### DIE DATENSÄTZE
• • • •
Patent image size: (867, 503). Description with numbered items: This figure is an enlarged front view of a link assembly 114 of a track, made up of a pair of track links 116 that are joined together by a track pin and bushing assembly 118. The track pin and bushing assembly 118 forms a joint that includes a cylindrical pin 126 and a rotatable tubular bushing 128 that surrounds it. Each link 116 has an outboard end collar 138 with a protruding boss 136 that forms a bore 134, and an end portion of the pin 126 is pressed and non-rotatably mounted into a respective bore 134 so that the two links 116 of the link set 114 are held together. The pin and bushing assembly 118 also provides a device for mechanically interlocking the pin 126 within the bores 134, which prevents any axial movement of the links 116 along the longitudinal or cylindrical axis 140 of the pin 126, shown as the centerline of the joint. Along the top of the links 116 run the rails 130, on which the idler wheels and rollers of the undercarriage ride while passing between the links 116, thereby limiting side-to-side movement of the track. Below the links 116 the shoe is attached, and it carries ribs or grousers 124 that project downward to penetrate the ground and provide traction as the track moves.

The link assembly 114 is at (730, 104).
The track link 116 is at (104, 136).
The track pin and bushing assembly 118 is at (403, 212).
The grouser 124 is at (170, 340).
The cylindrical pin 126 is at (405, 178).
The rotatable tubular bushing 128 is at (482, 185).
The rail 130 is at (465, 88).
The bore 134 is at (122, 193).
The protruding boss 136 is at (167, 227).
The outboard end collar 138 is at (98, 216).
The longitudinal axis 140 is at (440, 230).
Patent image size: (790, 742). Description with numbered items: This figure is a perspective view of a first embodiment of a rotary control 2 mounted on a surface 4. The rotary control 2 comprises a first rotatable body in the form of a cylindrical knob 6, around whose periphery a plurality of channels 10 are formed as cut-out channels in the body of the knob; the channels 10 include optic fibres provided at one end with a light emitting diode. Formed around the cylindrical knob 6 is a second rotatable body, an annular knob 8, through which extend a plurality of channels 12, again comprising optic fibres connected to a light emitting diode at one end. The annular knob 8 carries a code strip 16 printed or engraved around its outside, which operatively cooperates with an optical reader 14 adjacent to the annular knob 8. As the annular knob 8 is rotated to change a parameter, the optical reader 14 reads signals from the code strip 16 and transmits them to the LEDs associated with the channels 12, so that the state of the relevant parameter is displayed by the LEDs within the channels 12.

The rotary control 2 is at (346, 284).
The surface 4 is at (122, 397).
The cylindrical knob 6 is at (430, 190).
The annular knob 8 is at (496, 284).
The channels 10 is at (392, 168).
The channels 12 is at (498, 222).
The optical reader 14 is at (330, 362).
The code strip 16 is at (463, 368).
• • • •
### ZIEL DER ÜBUNG
Zitiere alles von der Zeile mit „Patent image size: (790, 742).“ bis hinunter zur Zeile mit „The surface 4 is at (122, 397).“, beide Zeilen eingeschlossen.

### MUSTERLÖSUNG
Patent image size: (790, 742). Description with numbered items: This figure is a perspective view of a first embodiment of a rotary control 2 mounted on a surface 4. The rotary control 2 comprises a first rotatable body in the form of a cylindrical knob 6, around whose periphery a plurality of channels 10 are formed as cut-out channels in the body of the knob; the channels 10 include optic fibres provided at one end with a light emitting diode. Formed around the cylindrical knob 6 is a second rotatable body, an annular knob 8, through which extend a plurality of channels 12, again comprising optic fibres connected to a light emitting diode at one end. The annular knob 8 carries a code strip 16 printed or engraved around its outside, which operatively cooperates with an optical reader 14 adjacent to the annular knob 8. As the annular knob 8 is rotated to change a parameter, the optical reader 14 reads signals from the code strip 16 and transmits them to the LEDs associated with the channels 12, so that the state of the relevant parameter is displayed by the LEDs within the channels 12.

The rotary control 2 is at (346, 284).
The surface 4 is at (122, 397).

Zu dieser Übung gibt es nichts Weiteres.